# Goal:
Tally up the lines where the string "content" appears; reply with the number only.

Stored records
***
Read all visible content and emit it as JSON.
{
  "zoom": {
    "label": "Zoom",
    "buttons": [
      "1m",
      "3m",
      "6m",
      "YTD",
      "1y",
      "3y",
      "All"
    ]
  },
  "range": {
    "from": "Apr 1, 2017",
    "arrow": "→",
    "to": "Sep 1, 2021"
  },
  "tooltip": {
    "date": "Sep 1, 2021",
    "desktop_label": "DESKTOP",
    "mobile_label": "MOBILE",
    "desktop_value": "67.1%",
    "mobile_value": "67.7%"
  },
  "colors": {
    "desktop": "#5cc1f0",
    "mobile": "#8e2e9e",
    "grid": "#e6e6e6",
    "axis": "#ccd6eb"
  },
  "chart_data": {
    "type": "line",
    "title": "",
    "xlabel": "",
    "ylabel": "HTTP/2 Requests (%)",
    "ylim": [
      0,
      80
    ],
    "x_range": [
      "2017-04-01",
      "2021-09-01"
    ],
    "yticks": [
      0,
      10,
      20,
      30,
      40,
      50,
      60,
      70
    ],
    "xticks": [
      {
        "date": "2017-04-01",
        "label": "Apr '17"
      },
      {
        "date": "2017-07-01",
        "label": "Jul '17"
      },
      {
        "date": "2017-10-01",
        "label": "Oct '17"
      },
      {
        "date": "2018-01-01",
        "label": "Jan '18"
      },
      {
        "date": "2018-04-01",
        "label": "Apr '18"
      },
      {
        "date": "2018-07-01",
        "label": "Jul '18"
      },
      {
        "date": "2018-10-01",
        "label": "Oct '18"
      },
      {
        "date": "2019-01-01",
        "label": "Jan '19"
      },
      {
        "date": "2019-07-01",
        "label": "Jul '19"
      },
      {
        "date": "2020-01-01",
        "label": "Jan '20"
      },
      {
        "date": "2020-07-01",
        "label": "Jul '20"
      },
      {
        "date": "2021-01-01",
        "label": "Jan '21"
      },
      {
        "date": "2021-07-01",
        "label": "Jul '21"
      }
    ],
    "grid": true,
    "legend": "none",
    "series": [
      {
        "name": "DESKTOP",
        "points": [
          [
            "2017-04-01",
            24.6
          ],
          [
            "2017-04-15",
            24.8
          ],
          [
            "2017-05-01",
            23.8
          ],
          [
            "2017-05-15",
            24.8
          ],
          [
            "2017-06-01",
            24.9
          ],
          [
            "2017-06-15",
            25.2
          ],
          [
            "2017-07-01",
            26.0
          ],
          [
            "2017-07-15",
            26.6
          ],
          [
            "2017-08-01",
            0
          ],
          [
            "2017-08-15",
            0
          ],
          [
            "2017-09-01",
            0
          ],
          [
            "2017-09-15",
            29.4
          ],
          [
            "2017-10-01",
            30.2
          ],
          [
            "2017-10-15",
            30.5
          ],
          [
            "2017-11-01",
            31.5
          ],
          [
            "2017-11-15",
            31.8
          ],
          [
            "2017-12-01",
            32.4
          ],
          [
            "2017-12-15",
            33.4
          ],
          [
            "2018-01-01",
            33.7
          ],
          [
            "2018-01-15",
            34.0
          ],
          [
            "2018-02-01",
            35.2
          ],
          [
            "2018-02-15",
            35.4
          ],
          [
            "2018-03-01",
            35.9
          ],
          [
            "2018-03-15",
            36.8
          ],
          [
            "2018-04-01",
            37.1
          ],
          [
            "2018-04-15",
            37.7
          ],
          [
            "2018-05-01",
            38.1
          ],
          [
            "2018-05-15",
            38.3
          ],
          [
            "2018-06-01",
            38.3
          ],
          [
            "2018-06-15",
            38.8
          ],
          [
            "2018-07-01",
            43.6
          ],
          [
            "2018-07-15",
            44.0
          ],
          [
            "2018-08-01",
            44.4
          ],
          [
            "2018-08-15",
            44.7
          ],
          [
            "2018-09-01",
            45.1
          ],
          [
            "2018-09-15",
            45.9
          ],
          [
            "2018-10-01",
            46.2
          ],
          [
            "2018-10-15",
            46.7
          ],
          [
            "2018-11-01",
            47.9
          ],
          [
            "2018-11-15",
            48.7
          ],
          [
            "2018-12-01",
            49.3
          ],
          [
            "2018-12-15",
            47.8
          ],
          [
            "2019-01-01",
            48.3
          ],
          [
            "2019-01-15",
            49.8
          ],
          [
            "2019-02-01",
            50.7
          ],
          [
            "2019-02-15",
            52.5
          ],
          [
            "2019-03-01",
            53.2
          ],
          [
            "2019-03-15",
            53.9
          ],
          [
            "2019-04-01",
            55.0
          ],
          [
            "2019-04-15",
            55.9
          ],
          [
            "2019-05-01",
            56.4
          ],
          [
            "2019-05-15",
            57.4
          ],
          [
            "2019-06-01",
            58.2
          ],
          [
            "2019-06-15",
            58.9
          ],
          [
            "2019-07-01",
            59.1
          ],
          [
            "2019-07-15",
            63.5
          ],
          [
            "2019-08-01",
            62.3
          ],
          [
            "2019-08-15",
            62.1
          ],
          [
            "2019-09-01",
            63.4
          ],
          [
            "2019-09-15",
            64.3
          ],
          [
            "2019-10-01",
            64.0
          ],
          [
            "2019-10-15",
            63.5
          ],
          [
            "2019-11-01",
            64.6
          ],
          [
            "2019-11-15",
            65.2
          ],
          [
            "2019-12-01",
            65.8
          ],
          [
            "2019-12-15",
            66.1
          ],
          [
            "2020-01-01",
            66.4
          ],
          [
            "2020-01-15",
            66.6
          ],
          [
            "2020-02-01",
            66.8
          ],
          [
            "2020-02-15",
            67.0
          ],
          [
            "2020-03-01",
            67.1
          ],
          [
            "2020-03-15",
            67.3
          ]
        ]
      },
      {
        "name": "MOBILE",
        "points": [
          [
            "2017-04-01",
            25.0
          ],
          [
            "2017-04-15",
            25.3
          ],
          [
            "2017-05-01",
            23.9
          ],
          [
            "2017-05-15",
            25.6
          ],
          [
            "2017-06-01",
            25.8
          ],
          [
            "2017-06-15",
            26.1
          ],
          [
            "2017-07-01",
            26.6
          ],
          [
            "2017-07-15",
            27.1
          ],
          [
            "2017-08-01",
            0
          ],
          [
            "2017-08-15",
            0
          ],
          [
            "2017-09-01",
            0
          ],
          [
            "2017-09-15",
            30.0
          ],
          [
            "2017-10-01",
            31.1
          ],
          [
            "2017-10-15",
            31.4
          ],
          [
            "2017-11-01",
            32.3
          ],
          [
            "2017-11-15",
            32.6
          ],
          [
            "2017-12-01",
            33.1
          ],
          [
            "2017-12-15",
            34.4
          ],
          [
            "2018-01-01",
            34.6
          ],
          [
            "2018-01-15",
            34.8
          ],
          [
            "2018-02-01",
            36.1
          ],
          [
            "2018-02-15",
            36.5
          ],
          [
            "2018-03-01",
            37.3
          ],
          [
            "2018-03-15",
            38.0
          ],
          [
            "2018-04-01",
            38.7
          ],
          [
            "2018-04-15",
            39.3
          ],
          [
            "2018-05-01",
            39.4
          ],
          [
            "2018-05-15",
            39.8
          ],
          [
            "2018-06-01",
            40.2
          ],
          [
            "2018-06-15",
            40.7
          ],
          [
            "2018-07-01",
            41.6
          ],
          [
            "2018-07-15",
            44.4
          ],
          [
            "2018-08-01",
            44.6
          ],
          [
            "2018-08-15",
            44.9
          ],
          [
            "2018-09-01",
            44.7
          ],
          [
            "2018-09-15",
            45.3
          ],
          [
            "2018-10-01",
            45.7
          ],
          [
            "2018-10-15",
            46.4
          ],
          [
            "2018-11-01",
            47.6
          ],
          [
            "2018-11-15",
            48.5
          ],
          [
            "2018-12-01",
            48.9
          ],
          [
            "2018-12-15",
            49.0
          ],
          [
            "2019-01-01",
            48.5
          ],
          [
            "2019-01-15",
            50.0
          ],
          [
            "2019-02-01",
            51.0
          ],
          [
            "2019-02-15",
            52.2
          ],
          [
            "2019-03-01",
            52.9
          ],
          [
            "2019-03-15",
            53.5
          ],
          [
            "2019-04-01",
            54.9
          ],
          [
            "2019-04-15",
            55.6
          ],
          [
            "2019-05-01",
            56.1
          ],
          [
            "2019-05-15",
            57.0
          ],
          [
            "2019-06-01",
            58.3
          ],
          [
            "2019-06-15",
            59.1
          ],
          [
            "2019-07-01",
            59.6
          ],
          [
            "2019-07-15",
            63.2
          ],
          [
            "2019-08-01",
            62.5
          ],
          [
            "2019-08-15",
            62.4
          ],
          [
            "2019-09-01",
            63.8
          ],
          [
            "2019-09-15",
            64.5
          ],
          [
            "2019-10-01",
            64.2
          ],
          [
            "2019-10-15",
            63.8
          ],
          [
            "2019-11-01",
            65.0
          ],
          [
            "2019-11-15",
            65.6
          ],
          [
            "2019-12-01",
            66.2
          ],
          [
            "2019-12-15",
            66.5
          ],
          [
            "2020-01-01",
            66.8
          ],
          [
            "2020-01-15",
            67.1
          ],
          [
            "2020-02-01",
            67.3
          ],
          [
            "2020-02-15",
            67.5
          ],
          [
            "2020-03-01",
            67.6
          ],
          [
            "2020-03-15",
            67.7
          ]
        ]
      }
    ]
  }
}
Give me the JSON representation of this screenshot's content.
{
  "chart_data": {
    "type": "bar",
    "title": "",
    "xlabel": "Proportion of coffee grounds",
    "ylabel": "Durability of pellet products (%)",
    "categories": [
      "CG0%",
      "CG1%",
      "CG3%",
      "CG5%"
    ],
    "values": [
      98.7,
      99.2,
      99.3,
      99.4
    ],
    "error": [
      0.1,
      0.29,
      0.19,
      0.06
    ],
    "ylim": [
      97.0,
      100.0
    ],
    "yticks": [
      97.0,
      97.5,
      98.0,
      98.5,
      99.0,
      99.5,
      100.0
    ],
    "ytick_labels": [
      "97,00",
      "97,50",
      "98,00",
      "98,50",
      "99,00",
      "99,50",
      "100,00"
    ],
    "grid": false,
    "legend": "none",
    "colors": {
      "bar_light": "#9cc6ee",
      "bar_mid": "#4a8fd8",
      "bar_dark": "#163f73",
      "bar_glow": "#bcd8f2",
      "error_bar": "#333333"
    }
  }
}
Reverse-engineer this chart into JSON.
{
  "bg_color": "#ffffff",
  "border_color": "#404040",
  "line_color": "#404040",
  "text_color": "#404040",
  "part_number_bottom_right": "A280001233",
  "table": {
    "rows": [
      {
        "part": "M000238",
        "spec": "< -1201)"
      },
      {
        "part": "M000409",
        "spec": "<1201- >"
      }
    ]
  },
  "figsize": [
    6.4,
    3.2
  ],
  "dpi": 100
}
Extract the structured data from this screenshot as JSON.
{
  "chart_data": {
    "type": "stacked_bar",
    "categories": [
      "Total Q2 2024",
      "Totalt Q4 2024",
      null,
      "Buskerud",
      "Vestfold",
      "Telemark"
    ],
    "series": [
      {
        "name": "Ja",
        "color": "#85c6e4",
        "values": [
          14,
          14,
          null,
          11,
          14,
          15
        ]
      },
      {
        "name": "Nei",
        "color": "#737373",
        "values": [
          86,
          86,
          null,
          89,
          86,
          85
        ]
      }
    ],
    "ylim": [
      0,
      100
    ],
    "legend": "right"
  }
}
***
# Full answer:
2